-- START OF MATERIALS PROVIDED --

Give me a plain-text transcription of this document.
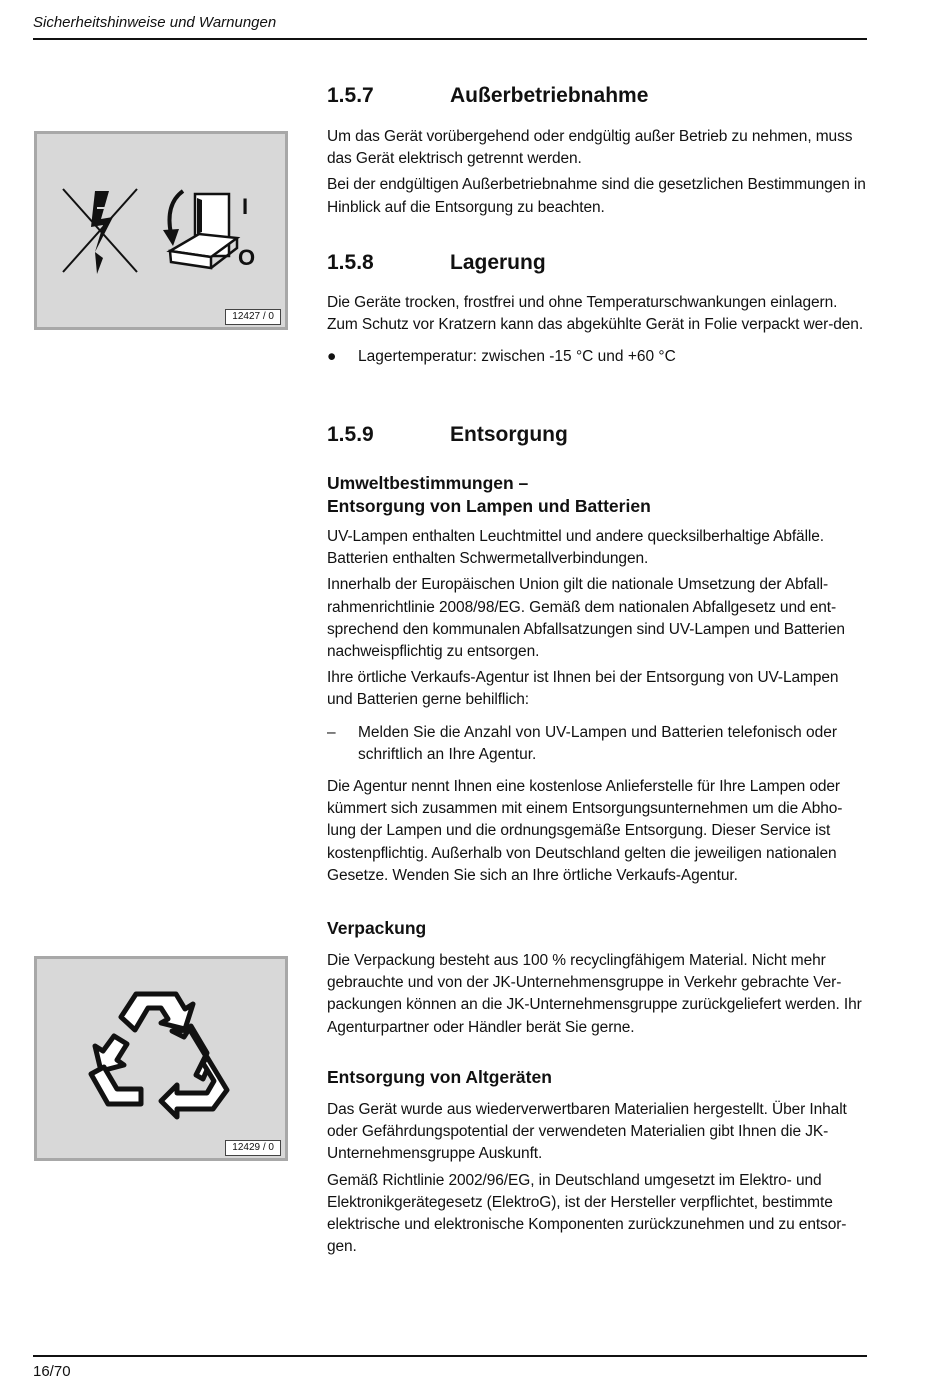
Sicherheitshinweise und Warnungen
16/70
I
O
12427 / 0
12429 / 0
1.5.7	Außerbetriebnahme

Um das Gerät vorübergehend oder endgültig außer Betrieb zu nehmen, muss das Gerät elektrisch getrennt werden.

Bei der endgültigen Außerbetriebnahme sind die gesetzlichen Bestimmungen in Hinblick auf die Entsorgung zu beachten.

1.5.8	Lagerung

Die Geräte trocken, frostfrei und ohne Temperaturschwankungen einlagern. Zum Schutz vor Kratzern kann das abgekühlte Gerät in Folie verpackt wer-den.

●	Lagertemperatur: zwischen -15 °C und +60 °C
1.5.9	Entsorgung
Umweltbestimmungen –
Entsorgung von Lampen und Batterien

UV-Lampen enthalten Leuchtmittel und andere quecksilberhaltige Abfälle. Batterien enthalten Schwermetallverbindungen.

Innerhalb der Europäischen Union gilt die nationale Umsetzung der Abfall-rahmenrichtlinie 2008/98/EG. Gemäß dem nationalen Abfallgesetz und ent-sprechend den kommunalen Abfallsatzungen sind UV-Lampen und Batterien nachweispflichtig zu entsorgen.

Ihre örtliche Verkaufs-Agentur ist Ihnen bei der Entsorgung von UV-Lampen und Batterien gerne behilflich:

–	Melden Sie die Anzahl von UV-Lampen und Batterien telefonisch oder schriftlich an Ihre Agentur.

Die Agentur nennt Ihnen eine kostenlose Anlieferstelle für Ihre Lampen oder kümmert sich zusammen mit einem Entsorgungsunternehmen um die Abho-lung der Lampen und die ordnungsgemäße Entsorgung. Dieser Service ist kostenpflichtig. Außerhalb von Deutschland gelten die jeweiligen nationalen Gesetze. Wenden Sie sich an Ihre örtliche Verkaufs-Agentur.

Verpackung

Die Verpackung besteht aus 100 % recyclingfähigem Material. Nicht mehr gebrauchte und von der JK-Unternehmensgruppe in Verkehr gebrachte Ver-packungen können an die JK-Unternehmensgruppe zurückgeliefert werden. Ihr Agenturpartner oder Händler berät Sie gerne.

Entsorgung von Altgeräten

Das Gerät wurde aus wiederverwertbaren Materialien hergestellt. Über Inhalt oder Gefährdungspotential der verwendeten Materialien gibt Ihnen die JK-Unternehmensgruppe Auskunft.

Gemäß Richtlinie 2002/96/EG, in Deutschland umgesetzt im Elektro- und Elektronikgerätegesetz (ElektroG), ist der Hersteller verpflichtet, bestimmte elektrische und elektronische Komponenten zurückzunehmen und zu entsor-gen.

-- END OF MATERIALS PROVIDED --

_EXERCISE INSTRUCTIONS_: Write out the records above exactly as they appear, leaving out any pictures.

_ANSWER TO THE PROBLEM_:
Give me a plain-text transcription of this document.
Sicherheitshinweise und Warnungen
16/70
I
O
12427 / 0
12429 / 0
1.5.7	Außerbetriebnahme

Um das Gerät vorübergehend oder endgültig außer Betrieb zu nehmen, muss das Gerät elektrisch getrennt werden.

Bei der endgültigen Außerbetriebnahme sind die gesetzlichen Bestimmungen in Hinblick auf die Entsorgung zu beachten.

1.5.8	Lagerung

Die Geräte trocken, frostfrei und ohne Temperaturschwankungen einlagern. Zum Schutz vor Kratzern kann das abgekühlte Gerät in Folie verpackt wer-den.

●	Lagertemperatur: zwischen -15 °C und +60 °C
1.5.9	Entsorgung
Umweltbestimmungen –
Entsorgung von Lampen und Batterien

UV-Lampen enthalten Leuchtmittel und andere quecksilberhaltige Abfälle. Batterien enthalten Schwermetallverbindungen.

Innerhalb der Europäischen Union gilt die nationale Umsetzung der Abfall-rahmenrichtlinie 2008/98/EG. Gemäß dem nationalen Abfallgesetz und ent-sprechend den kommunalen Abfallsatzungen sind UV-Lampen und Batterien nachweispflichtig zu entsorgen.

Ihre örtliche Verkaufs-Agentur ist Ihnen bei der Entsorgung von UV-Lampen und Batterien gerne behilflich:

–	Melden Sie die Anzahl von UV-Lampen und Batterien telefonisch oder schriftlich an Ihre Agentur.

Die Agentur nennt Ihnen eine kostenlose Anlieferstelle für Ihre Lampen oder kümmert sich zusammen mit einem Entsorgungsunternehmen um die Abho-lung der Lampen und die ordnungsgemäße Entsorgung. Dieser Service ist kostenpflichtig. Außerhalb von Deutschland gelten die jeweiligen nationalen Gesetze. Wenden Sie sich an Ihre örtliche Verkaufs-Agentur.

Verpackung

Die Verpackung besteht aus 100 % recyclingfähigem Material. Nicht mehr gebrauchte und von der JK-Unternehmensgruppe in Verkehr gebrachte Ver-packungen können an die JK-Unternehmensgruppe zurückgeliefert werden. Ihr Agenturpartner oder Händler berät Sie gerne.

Entsorgung von Altgeräten

Das Gerät wurde aus wiederverwertbaren Materialien hergestellt. Über Inhalt oder Gefährdungspotential der verwendeten Materialien gibt Ihnen die JK-Unternehmensgruppe Auskunft.

Gemäß Richtlinie 2002/96/EG, in Deutschland umgesetzt im Elektro- und Elektronikgerätegesetz (ElektroG), ist der Hersteller verpflichtet, bestimmte elektrische und elektronische Komponenten zurückzunehmen und zu entsor-gen.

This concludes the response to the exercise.